═════ PROVIDED ENTRIES
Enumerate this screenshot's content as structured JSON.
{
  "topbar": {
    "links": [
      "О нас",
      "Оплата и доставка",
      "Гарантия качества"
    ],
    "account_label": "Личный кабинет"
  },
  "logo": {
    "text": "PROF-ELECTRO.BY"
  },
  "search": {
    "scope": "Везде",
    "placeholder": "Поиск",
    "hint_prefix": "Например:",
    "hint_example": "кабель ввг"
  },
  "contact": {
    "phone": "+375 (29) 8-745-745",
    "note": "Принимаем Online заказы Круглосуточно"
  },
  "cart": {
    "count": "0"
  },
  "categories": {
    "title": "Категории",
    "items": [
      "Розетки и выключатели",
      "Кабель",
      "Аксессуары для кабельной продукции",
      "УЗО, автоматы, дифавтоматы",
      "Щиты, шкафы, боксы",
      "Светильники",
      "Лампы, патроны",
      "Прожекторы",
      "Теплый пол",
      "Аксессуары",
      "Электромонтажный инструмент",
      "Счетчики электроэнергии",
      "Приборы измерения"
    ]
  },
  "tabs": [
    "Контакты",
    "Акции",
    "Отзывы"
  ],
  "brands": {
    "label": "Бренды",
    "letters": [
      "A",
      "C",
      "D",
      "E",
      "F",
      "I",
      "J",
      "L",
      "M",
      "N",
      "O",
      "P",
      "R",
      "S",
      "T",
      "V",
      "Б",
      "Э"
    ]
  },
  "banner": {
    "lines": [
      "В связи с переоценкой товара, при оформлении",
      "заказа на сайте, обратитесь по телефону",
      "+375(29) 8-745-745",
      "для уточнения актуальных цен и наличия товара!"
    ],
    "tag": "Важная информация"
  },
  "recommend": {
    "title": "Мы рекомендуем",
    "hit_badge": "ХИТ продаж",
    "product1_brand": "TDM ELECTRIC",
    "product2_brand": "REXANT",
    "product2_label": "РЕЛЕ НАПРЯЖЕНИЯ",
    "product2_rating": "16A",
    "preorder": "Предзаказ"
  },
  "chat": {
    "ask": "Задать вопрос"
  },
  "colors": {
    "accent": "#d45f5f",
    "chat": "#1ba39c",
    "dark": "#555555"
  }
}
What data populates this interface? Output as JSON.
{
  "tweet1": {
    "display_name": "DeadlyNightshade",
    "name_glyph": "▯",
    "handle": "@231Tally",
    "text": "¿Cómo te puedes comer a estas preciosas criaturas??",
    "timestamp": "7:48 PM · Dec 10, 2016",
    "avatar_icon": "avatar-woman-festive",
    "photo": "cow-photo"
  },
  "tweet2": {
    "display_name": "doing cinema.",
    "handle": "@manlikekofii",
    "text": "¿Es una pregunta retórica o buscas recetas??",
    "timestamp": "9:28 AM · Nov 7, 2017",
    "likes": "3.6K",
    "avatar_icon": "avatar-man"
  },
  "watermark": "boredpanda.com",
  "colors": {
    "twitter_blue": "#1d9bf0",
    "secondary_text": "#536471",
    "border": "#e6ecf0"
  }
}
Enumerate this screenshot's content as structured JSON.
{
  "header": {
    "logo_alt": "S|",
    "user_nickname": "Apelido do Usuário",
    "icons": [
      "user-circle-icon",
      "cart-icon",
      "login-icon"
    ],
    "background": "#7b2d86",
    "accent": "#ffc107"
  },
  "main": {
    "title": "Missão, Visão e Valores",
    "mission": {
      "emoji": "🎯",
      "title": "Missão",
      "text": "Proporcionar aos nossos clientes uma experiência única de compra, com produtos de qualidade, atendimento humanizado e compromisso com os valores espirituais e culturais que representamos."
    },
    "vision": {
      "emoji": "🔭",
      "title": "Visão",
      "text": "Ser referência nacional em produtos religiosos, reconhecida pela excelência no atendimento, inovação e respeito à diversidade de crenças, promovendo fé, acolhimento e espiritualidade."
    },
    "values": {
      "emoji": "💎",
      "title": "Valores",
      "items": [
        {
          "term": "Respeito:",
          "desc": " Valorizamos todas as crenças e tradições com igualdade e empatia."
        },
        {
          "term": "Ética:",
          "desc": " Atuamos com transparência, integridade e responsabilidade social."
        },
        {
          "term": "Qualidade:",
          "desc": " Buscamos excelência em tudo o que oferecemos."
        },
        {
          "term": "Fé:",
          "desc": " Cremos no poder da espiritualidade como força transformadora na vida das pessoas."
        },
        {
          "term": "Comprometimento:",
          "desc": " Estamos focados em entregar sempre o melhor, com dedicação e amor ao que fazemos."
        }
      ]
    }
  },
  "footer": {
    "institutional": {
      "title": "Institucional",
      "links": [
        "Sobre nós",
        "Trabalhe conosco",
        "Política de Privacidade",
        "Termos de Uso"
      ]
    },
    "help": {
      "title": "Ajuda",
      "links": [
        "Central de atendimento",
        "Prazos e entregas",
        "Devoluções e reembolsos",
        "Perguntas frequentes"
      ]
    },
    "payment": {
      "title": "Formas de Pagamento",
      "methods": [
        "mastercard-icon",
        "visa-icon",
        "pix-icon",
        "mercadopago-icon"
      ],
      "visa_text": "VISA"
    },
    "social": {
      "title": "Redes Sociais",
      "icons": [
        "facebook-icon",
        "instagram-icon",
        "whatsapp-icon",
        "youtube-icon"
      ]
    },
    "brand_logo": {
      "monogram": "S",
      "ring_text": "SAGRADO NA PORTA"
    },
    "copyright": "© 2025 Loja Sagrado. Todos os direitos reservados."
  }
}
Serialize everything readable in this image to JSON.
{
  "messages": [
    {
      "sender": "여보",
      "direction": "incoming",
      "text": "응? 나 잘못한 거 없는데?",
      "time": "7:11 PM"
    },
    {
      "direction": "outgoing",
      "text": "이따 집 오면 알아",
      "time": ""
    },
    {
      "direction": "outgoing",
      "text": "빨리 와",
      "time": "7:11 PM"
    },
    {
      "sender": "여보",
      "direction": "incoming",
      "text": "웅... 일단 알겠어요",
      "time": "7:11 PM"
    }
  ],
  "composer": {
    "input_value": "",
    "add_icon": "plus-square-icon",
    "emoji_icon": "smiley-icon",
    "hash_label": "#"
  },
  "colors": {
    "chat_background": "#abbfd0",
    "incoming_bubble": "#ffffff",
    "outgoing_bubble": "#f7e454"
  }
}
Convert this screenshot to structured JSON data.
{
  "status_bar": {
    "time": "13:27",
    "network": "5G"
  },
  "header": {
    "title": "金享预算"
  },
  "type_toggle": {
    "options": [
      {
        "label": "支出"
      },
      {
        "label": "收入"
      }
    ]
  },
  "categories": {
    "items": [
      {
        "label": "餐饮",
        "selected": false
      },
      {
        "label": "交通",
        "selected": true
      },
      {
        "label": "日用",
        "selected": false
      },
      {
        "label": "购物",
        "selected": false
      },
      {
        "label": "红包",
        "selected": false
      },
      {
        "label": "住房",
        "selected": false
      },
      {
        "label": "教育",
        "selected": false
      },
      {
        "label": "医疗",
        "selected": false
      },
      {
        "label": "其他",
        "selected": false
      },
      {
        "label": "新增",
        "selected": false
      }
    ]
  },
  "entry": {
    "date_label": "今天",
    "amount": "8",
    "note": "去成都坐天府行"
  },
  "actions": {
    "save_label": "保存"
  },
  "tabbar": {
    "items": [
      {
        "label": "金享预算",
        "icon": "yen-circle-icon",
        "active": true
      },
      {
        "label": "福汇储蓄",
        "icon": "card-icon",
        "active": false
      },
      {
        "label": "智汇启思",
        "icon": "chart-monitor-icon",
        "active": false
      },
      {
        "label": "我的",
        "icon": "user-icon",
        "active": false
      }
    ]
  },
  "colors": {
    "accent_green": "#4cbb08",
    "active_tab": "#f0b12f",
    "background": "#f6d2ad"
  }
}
══════════
■ **JOB**
Show every line from the listing above in which the string "espiritualidade" appears.

■ **RESULT**
      "text": "Ser referência nacional em produtos religiosos, reconhecida pela excelência no atendimento, inovação e respeito à diversidade de crenças, promovendo fé, acolhimento e espiritualidade."
          "desc": " Cremos no poder da espiritualidade como força transformadora na vida das pessoas."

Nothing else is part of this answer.